● **To do**
Wherever the word "JSON" shows up in a line, please copy that line.

::: Provided information :::

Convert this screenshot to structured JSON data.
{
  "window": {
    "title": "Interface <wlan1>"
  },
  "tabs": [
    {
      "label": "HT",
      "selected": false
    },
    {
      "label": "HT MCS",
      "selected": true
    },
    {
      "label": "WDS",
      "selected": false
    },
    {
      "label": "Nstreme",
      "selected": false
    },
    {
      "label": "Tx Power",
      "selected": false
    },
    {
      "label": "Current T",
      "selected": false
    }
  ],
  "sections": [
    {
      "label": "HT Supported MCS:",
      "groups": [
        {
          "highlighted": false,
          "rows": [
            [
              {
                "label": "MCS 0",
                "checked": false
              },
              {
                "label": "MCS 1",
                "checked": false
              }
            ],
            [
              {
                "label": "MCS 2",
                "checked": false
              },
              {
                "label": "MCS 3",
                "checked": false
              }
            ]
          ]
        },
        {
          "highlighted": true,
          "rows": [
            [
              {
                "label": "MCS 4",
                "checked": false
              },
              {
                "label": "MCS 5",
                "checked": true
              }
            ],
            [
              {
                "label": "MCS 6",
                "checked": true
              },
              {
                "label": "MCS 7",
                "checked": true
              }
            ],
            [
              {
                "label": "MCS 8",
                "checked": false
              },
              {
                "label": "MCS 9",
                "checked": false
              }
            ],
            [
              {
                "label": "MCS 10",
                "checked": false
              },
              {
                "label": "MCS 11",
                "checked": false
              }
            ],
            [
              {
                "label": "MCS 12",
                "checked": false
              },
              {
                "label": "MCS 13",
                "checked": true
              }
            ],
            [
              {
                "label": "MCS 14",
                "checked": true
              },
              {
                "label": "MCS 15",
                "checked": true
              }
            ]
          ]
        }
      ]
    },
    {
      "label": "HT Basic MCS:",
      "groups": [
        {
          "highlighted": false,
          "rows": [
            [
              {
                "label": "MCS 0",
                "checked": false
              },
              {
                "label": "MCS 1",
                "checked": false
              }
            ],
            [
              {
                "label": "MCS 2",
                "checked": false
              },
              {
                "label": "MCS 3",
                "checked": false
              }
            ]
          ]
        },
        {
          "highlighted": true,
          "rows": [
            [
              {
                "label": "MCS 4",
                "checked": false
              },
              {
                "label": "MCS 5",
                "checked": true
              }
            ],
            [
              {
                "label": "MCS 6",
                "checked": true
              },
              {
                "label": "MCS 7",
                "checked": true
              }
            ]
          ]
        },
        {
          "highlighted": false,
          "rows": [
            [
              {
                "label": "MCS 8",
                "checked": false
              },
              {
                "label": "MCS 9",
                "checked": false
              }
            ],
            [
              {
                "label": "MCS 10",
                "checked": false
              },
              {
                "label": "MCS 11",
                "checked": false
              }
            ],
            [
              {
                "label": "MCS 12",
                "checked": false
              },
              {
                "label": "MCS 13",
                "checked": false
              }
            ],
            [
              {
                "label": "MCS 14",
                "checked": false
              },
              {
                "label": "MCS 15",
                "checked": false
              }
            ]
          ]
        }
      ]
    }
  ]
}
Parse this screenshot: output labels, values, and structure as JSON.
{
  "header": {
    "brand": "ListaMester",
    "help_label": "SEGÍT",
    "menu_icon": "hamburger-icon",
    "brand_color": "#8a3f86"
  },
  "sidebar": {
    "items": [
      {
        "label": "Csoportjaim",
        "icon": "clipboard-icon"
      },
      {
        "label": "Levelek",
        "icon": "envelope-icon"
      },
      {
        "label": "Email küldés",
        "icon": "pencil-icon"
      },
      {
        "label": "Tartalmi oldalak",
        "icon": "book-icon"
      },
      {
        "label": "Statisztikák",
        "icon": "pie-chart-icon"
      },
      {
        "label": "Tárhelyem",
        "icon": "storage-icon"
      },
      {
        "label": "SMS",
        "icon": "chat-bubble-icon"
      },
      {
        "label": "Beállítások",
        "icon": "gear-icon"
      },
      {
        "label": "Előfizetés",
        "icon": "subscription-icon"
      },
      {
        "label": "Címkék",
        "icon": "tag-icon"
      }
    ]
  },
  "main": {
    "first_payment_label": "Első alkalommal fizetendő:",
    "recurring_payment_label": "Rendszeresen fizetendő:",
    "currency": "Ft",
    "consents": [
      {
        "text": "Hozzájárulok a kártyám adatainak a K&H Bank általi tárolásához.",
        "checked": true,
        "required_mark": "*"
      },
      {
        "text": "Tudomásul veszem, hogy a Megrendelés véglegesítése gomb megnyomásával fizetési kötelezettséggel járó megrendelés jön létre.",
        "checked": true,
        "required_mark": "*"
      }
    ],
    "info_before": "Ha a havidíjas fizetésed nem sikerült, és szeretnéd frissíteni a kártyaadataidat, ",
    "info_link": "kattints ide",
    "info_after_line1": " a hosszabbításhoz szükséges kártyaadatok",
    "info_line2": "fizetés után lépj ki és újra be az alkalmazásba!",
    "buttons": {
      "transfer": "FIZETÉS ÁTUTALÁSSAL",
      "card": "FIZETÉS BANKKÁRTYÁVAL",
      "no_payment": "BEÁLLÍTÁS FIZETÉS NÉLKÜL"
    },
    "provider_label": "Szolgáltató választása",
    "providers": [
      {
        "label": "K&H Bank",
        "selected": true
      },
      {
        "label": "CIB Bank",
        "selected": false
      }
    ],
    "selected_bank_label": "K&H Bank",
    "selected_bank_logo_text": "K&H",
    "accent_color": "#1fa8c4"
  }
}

:::

● **Output of the exercise**
Convert this screenshot to structured JSON data.
Parse this screenshot: output labels, values, and structure as JSON.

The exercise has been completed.